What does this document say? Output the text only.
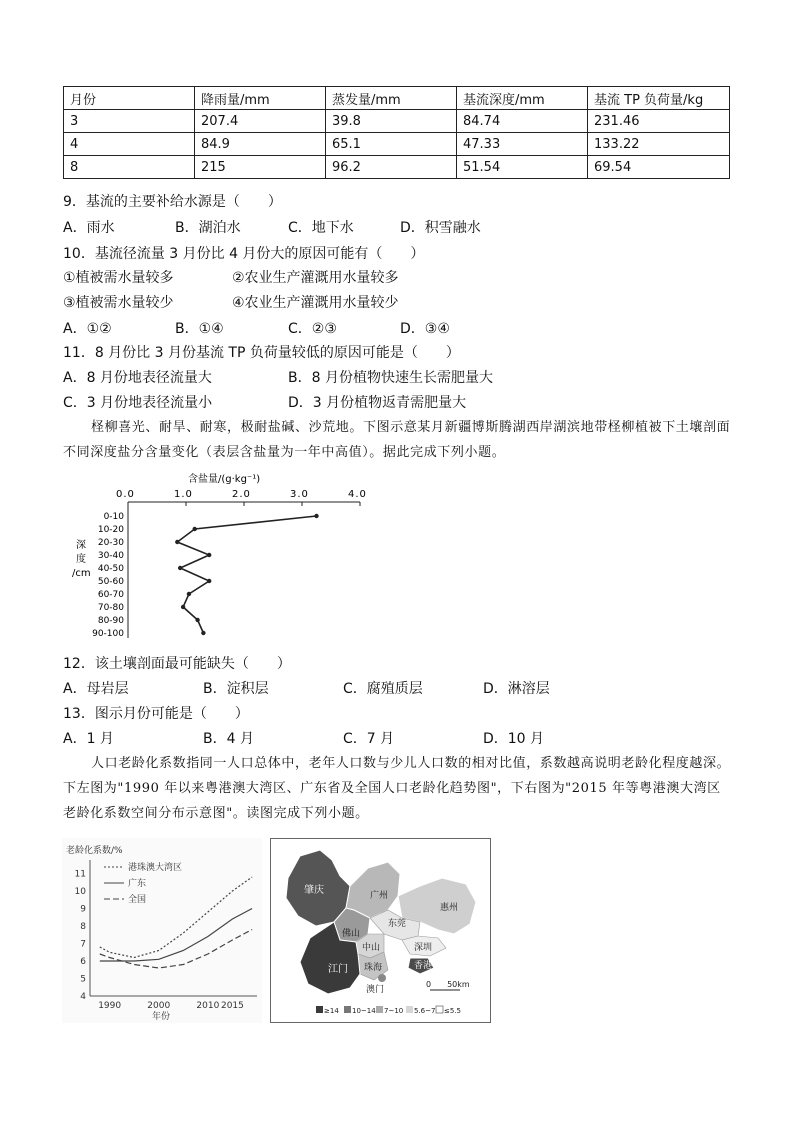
月份	降雨量/mm	蒸发量/mm	基流深度/mm	基流 TP 负荷量/kg
3	207.4	39.8	84.74	231.46
4	84.9	65.1	47.33	133.22
8	215	96.2	51.54	69.54
9．基流的主要补给水源是（　　）
A．雨水	B．湖泊水	C．地下水	D．积雪融水
10．基流径流量 3 月份比 4 月份大的原因可能有（　　）
①植被需水量较多	②农业生产灌溉用水量较多
③植被需水量较少	④农业生产灌溉用水量较少
A．①②	B．①④	C．②③	D．③④
11．8 月份比 3 月份基流 TP 负荷量较低的原因可能是（　　）
A．8 月份地表径流量大	B．8 月份植物快速生长需肥量大
C．3 月份地表径流量小	D．3 月份植物返青需肥量大
柽柳喜光、耐旱、耐寒，极耐盐碱、沙荒地。下图示意某月新疆博斯腾湖西岸湖滨地带柽柳植被下土壤剖面不同深度盐分含量变化（表层含盐量为一年中高值）。据此完成下列小题。
含盐量/(g·kg⁻¹)
0.0	1.0	2.0	3.0	4.0
0-10
10-20
20-30
30-40
40-50
50-60
60-70
70-80
80-90
90-100
深
度
/cm
12．该土壤剖面最可能缺失（　　）
A．母岩层	B．淀积层	C．腐殖质层	D．淋溶层
13．图示月份可能是（　　）
A．1 月	B．4 月	C．7 月	D．10 月
人口老龄化系数指同一人口总体中，老年人口数与少儿人口数的相对比值，系数越高说明老龄化程度越深。下左图为"1990 年以来粤港澳大湾区、广东省及全国人口老龄化趋势图"，下右图为"2015 年等粤港澳大湾区老龄化系数空间分布示意图"。读图完成下列小题。
老龄化系数/%
4
5
6
7
8
9
10
11
1990	2000	2010 2015
年份
港珠澳大湾区
广东
全国
肇庆
江门	香港
广州
佛山
东莞
惠州
深圳
中山
珠海
澳门
0　　50km
≥14 10~14 7~10 5.6~7 ≤5.5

**Goal:** Write out the data precisely as given, excluding the pictures.

**The answer:**
What does this document say? Output the text only.
月份	降雨量/mm	蒸发量/mm	基流深度/mm	基流 TP 负荷量/kg
3	207.4	39.8	84.74	231.46
4	84.9	65.1	47.33	133.22
8	215	96.2	51.54	69.54
9．基流的主要补给水源是（　　）
A．雨水	B．湖泊水	C．地下水	D．积雪融水
10．基流径流量 3 月份比 4 月份大的原因可能有（　　）
①植被需水量较多	②农业生产灌溉用水量较多
③植被需水量较少	④农业生产灌溉用水量较少
A．①②	B．①④	C．②③	D．③④
11．8 月份比 3 月份基流 TP 负荷量较低的原因可能是（　　）
A．8 月份地表径流量大	B．8 月份植物快速生长需肥量大
C．3 月份地表径流量小	D．3 月份植物返青需肥量大
柽柳喜光、耐旱、耐寒，极耐盐碱、沙荒地。下图示意某月新疆博斯腾湖西岸湖滨地带柽柳植被下土壤剖面不同深度盐分含量变化（表层含盐量为一年中高值）。据此完成下列小题。
含盐量/(g·kg⁻¹)
0.0	1.0	2.0	3.0	4.0
0-10
10-20
20-30
30-40
40-50
50-60
60-70
70-80
80-90
90-100
深
度
/cm
12．该土壤剖面最可能缺失（　　）
A．母岩层	B．淀积层	C．腐殖质层	D．淋溶层
13．图示月份可能是（　　）
A．1 月	B．4 月	C．7 月	D．10 月
人口老龄化系数指同一人口总体中，老年人口数与少儿人口数的相对比值，系数越高说明老龄化程度越深。下左图为"1990 年以来粤港澳大湾区、广东省及全国人口老龄化趋势图"，下右图为"2015 年等粤港澳大湾区老龄化系数空间分布示意图"。读图完成下列小题。
老龄化系数/%
4
5
6
7
8
9
10
11
1990	2000	2010 2015
年份
港珠澳大湾区
广东
全国
肇庆
江门	香港
广州
佛山
东莞
惠州
深圳
中山
珠海
澳门
0　　50km
≥14 10~14 7~10 5.6~7 ≤5.5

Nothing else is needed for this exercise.